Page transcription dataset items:
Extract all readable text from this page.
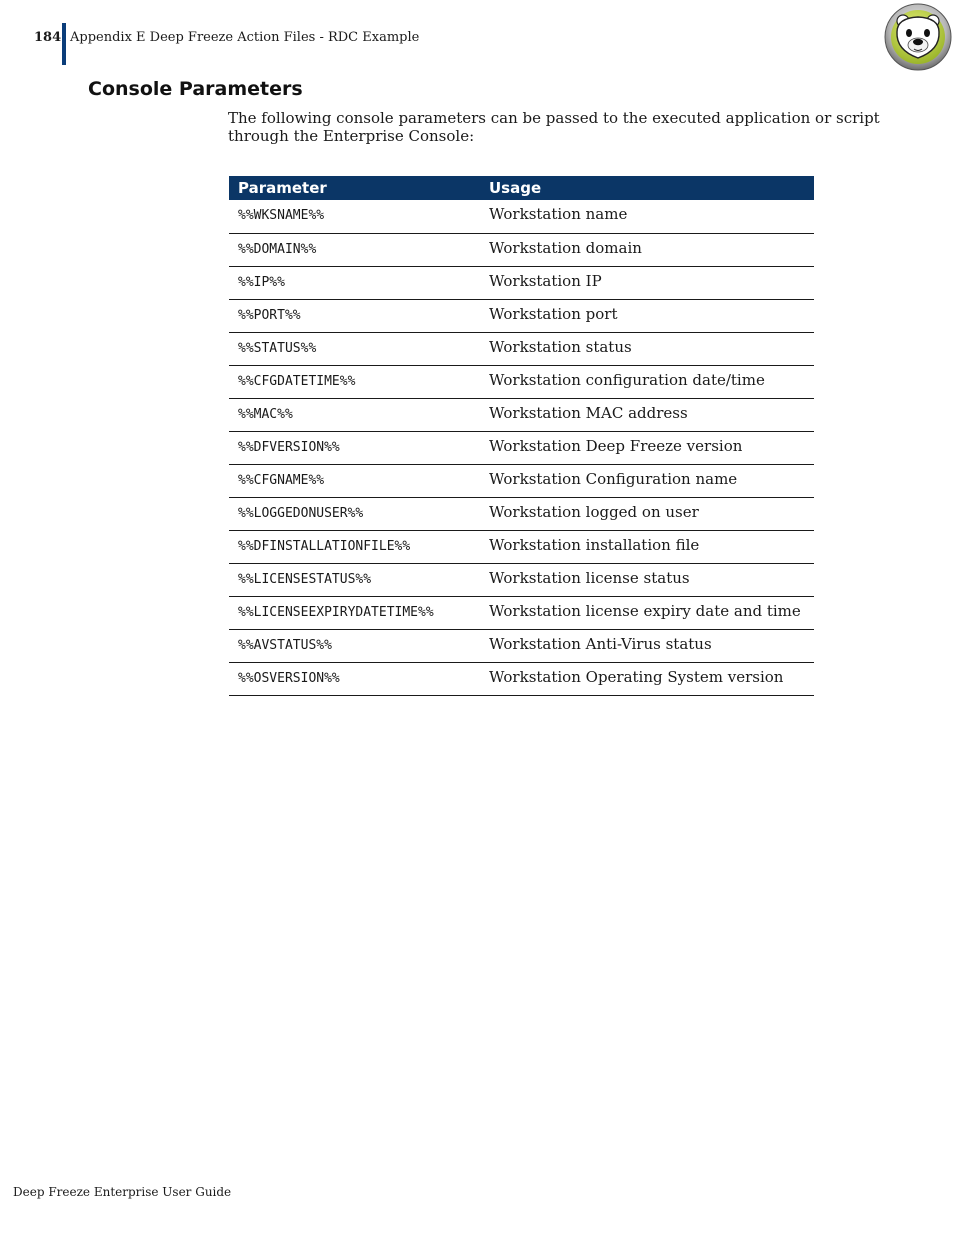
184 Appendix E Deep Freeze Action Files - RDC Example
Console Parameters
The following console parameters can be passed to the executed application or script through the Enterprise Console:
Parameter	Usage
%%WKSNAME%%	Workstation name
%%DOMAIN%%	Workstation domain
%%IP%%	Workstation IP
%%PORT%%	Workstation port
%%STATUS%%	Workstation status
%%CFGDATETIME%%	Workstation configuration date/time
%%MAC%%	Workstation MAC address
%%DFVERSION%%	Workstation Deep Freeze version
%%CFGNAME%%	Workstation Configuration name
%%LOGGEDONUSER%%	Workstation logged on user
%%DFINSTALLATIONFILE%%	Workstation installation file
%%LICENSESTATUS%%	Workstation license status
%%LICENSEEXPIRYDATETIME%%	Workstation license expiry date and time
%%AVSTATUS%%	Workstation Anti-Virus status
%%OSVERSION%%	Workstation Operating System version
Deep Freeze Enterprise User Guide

== Goal of the exercise ==
Filter the data for the string "Deep" and copy every line that has it.

== The answer ==
184 Appendix E Deep Freeze Action Files - RDC Example
%%DFVERSION%%	Workstation Deep Freeze version
Deep Freeze Enterprise User Guide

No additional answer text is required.